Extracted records

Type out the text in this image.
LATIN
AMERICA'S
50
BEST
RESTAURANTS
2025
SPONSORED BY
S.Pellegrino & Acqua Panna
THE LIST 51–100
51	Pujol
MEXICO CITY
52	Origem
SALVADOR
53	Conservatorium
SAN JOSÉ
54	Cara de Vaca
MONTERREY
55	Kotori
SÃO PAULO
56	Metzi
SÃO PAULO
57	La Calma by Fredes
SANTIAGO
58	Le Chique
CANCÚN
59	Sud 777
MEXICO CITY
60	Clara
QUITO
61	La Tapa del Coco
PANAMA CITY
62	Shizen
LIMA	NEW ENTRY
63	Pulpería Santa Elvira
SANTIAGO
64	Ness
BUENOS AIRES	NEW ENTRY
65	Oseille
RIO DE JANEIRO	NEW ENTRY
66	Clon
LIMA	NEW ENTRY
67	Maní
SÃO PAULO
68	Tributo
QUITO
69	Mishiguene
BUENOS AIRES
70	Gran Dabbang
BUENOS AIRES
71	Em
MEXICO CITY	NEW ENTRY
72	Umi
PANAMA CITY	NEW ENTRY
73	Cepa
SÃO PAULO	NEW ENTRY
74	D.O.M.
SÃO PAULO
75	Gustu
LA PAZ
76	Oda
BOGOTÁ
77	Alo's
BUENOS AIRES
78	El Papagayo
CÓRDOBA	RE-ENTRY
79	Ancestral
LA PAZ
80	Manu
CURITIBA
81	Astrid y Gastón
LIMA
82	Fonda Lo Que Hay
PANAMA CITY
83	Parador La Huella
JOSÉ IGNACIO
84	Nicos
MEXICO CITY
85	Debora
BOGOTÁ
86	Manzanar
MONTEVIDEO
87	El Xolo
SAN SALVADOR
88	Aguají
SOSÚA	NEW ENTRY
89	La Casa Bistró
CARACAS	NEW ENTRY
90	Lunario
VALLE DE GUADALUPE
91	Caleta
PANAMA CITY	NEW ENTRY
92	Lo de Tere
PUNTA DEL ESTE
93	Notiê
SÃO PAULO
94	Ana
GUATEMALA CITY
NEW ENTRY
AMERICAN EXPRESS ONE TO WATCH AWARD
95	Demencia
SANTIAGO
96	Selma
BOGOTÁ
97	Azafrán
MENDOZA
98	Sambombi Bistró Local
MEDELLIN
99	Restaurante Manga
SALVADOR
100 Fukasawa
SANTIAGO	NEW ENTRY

▸ What the task requires
Set down the entries above again, word for word.

▸ Solution to the exercise
Type out the text in this image.
LATIN
AMERICA'S
50
BEST
RESTAURANTS
2025
SPONSORED BY
S.Pellegrino & Acqua Panna
THE LIST 51–100
51	Pujol
MEXICO CITY
52	Origem
SALVADOR
53	Conservatorium
SAN JOSÉ
54	Cara de Vaca
MONTERREY
55	Kotori
SÃO PAULO
56	Metzi
SÃO PAULO
57	La Calma by Fredes
SANTIAGO
58	Le Chique
CANCÚN
59	Sud 777
MEXICO CITY
60	Clara
QUITO
61	La Tapa del Coco
PANAMA CITY
62	Shizen
LIMA	NEW ENTRY
63	Pulpería Santa Elvira
SANTIAGO
64	Ness
BUENOS AIRES	NEW ENTRY
65	Oseille
RIO DE JANEIRO	NEW ENTRY
66	Clon
LIMA	NEW ENTRY
67	Maní
SÃO PAULO
68	Tributo
QUITO
69	Mishiguene
BUENOS AIRES
70	Gran Dabbang
BUENOS AIRES
71	Em
MEXICO CITY	NEW ENTRY
72	Umi
PANAMA CITY	NEW ENTRY
73	Cepa
SÃO PAULO	NEW ENTRY
74	D.O.M.
SÃO PAULO
75	Gustu
LA PAZ
76	Oda
BOGOTÁ
77	Alo's
BUENOS AIRES
78	El Papagayo
CÓRDOBA	RE-ENTRY
79	Ancestral
LA PAZ
80	Manu
CURITIBA
81	Astrid y Gastón
LIMA
82	Fonda Lo Que Hay
PANAMA CITY
83	Parador La Huella
JOSÉ IGNACIO
84	Nicos
MEXICO CITY
85	Debora
BOGOTÁ
86	Manzanar
MONTEVIDEO
87	El Xolo
SAN SALVADOR
88	Aguají
SOSÚA	NEW ENTRY
89	La Casa Bistró
CARACAS	NEW ENTRY
90	Lunario
VALLE DE GUADALUPE
91	Caleta
PANAMA CITY	NEW ENTRY
92	Lo de Tere
PUNTA DEL ESTE
93	Notiê
SÃO PAULO
94	Ana
GUATEMALA CITY
NEW ENTRY
AMERICAN EXPRESS ONE TO WATCH AWARD
95	Demencia
SANTIAGO
96	Selma
BOGOTÁ
97	Azafrán
MENDOZA
98	Sambombi Bistró Local
MEDELLIN
99	Restaurante Manga
SALVADOR
100 Fukasawa
SANTIAGO	NEW ENTRY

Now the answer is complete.